Scan the material and copy every line in which "заговора" appears.

Recorded data
"""

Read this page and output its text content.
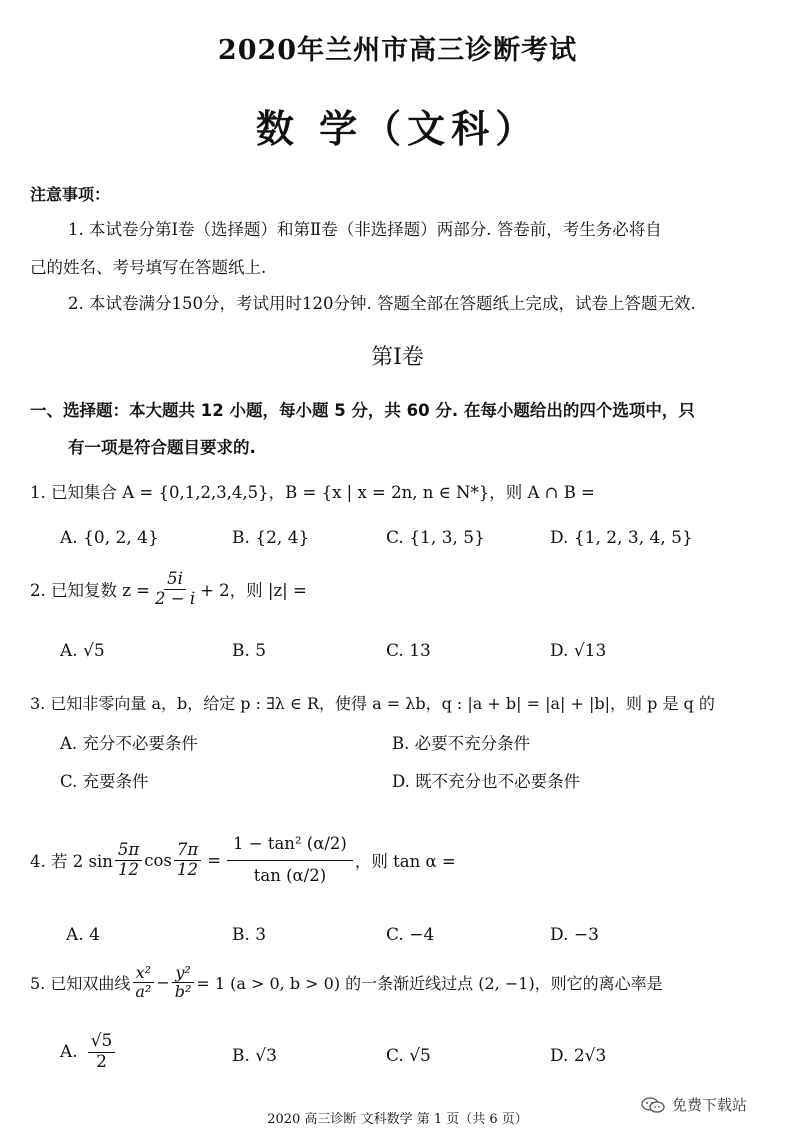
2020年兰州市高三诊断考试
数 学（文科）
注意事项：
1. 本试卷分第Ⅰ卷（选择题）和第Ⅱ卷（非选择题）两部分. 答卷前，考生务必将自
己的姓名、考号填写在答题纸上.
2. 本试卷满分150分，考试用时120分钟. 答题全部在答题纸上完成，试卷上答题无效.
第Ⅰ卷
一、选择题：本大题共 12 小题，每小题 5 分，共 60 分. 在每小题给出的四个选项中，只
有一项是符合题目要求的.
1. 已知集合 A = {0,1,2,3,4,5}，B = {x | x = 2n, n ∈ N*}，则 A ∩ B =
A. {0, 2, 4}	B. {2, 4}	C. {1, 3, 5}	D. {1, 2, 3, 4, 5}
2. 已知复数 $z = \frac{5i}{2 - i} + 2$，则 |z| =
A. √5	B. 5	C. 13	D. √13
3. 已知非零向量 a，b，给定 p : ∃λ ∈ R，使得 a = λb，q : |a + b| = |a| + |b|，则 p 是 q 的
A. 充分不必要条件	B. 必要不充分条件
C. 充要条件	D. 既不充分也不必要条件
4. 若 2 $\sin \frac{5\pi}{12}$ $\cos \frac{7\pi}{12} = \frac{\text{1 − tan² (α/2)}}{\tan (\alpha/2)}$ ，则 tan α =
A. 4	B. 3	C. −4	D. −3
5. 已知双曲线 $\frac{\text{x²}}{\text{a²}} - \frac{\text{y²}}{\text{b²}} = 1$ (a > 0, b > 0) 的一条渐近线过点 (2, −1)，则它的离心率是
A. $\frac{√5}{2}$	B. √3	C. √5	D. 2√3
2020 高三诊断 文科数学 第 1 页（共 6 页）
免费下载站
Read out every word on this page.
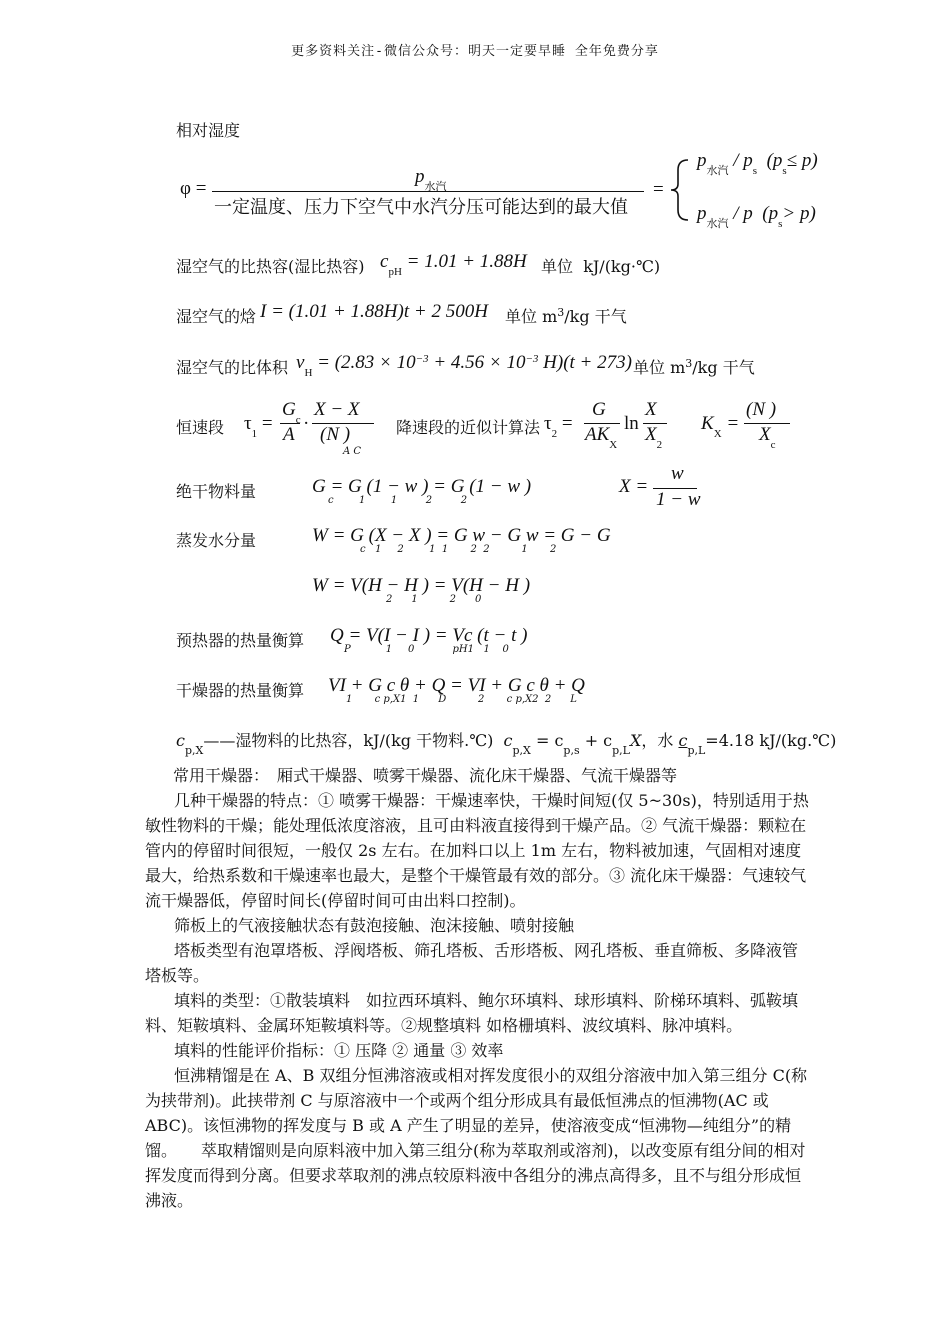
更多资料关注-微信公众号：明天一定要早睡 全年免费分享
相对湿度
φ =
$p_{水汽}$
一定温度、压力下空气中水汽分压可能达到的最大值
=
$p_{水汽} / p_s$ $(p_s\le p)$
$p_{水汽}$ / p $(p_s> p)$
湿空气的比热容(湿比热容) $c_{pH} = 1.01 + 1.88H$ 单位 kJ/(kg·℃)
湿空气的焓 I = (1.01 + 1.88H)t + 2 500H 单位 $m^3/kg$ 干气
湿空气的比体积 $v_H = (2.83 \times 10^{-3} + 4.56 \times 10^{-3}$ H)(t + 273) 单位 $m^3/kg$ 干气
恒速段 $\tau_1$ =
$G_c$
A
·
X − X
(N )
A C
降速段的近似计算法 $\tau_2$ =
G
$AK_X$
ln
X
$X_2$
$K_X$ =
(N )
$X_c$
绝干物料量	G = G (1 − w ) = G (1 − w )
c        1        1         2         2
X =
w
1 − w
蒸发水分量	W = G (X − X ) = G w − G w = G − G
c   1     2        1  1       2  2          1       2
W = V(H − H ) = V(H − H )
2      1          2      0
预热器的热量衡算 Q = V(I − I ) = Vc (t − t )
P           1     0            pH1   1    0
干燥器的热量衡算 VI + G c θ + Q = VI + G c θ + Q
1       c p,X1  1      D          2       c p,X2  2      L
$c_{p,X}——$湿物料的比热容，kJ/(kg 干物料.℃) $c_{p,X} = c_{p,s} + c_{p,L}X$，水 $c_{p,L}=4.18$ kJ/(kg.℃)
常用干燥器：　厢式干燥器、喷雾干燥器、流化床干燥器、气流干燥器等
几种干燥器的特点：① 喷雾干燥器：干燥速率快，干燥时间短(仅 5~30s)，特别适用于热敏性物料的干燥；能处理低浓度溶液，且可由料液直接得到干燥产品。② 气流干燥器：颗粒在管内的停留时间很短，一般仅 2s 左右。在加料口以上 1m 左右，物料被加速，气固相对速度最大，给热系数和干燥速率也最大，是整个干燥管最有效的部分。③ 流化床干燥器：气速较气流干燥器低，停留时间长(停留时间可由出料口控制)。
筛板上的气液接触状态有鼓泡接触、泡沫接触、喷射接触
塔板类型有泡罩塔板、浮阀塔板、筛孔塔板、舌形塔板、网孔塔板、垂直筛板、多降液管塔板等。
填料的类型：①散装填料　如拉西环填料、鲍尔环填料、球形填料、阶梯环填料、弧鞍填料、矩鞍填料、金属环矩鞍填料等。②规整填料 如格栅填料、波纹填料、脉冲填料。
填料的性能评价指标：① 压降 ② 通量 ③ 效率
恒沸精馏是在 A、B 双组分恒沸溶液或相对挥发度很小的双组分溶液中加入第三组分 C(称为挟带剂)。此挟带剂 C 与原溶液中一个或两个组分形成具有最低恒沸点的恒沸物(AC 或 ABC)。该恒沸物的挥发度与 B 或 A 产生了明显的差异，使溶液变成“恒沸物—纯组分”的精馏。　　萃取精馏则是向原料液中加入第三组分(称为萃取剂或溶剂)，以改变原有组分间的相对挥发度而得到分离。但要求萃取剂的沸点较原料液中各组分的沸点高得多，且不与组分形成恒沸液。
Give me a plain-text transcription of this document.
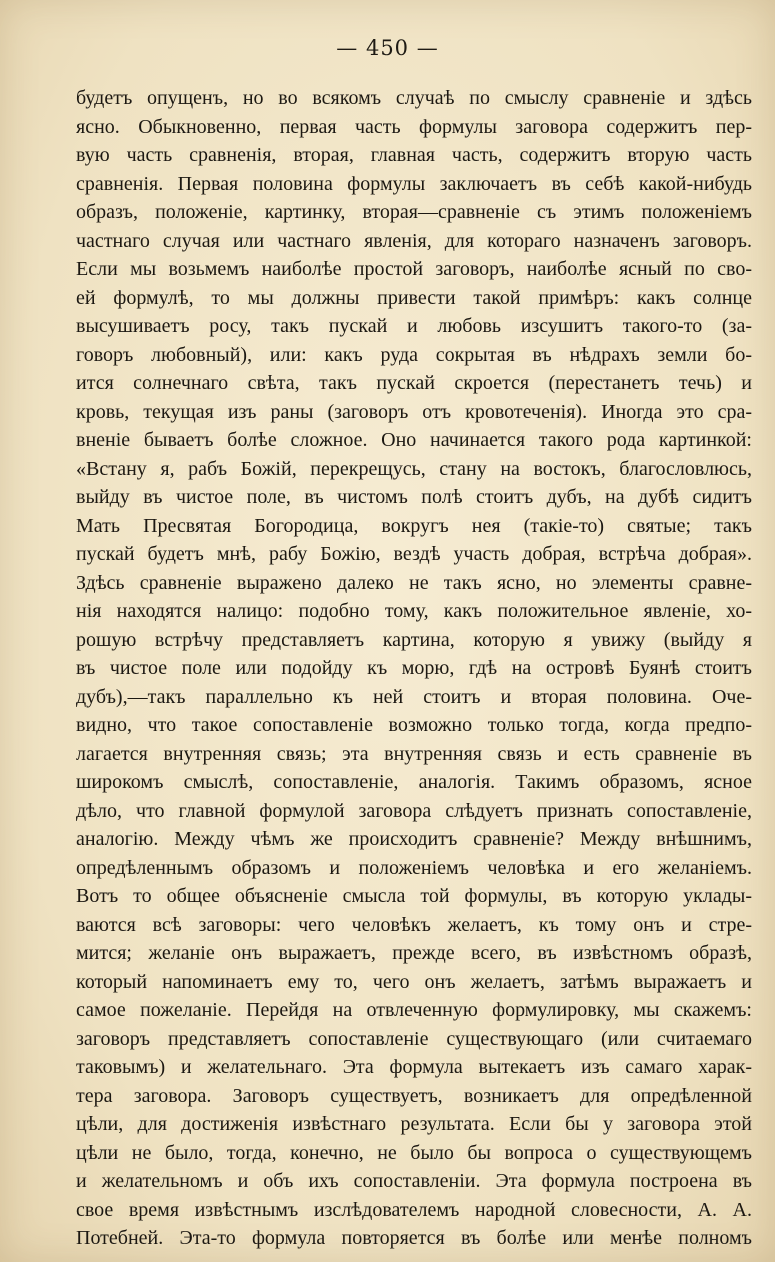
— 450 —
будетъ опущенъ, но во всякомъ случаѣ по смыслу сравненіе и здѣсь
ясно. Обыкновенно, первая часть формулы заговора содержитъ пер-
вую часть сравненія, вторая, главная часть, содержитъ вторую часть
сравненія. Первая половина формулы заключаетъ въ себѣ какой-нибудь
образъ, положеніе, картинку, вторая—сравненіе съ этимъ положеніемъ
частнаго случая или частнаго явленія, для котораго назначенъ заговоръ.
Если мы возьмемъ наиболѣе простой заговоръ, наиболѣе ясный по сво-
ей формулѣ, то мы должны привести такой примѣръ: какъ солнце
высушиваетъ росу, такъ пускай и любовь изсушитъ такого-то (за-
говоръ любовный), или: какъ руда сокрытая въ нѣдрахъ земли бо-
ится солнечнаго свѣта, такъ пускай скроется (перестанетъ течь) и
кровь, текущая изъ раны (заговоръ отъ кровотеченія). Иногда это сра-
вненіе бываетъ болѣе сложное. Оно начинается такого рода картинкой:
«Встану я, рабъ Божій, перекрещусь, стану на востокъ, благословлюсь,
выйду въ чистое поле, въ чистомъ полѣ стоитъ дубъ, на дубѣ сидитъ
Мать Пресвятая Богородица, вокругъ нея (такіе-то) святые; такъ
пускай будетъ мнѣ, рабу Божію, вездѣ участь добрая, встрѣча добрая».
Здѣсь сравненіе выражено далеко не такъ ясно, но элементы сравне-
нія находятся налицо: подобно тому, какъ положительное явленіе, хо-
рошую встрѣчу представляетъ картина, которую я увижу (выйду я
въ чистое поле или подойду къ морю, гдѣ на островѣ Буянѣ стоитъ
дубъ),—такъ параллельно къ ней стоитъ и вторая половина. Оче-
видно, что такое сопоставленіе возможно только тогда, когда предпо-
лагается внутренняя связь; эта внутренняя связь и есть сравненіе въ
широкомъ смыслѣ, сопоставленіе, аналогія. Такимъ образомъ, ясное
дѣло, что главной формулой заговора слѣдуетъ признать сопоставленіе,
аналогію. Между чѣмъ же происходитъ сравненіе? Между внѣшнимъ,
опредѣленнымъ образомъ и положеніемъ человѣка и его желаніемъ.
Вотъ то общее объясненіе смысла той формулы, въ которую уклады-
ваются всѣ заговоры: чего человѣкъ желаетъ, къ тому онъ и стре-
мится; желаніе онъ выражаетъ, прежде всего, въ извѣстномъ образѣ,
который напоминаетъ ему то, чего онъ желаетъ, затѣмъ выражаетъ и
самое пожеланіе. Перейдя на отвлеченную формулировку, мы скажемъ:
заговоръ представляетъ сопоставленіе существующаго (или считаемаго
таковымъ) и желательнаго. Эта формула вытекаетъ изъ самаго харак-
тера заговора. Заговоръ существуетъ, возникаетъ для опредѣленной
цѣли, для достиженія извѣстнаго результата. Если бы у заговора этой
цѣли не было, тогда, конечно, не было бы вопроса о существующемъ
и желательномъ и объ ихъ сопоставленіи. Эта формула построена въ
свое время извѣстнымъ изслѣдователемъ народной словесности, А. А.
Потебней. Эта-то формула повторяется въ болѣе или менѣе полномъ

"""

Response below:
ясно. Обыкновенно, первая часть формулы заговора содержитъ пер-
дѣло, что главной формулой заговора слѣдуетъ признать сопоставленіе,
тера заговора. Заговоръ существуетъ, возникаетъ для опредѣленной
цѣли, для достиженія извѣстнаго результата. Если бы у заговора этой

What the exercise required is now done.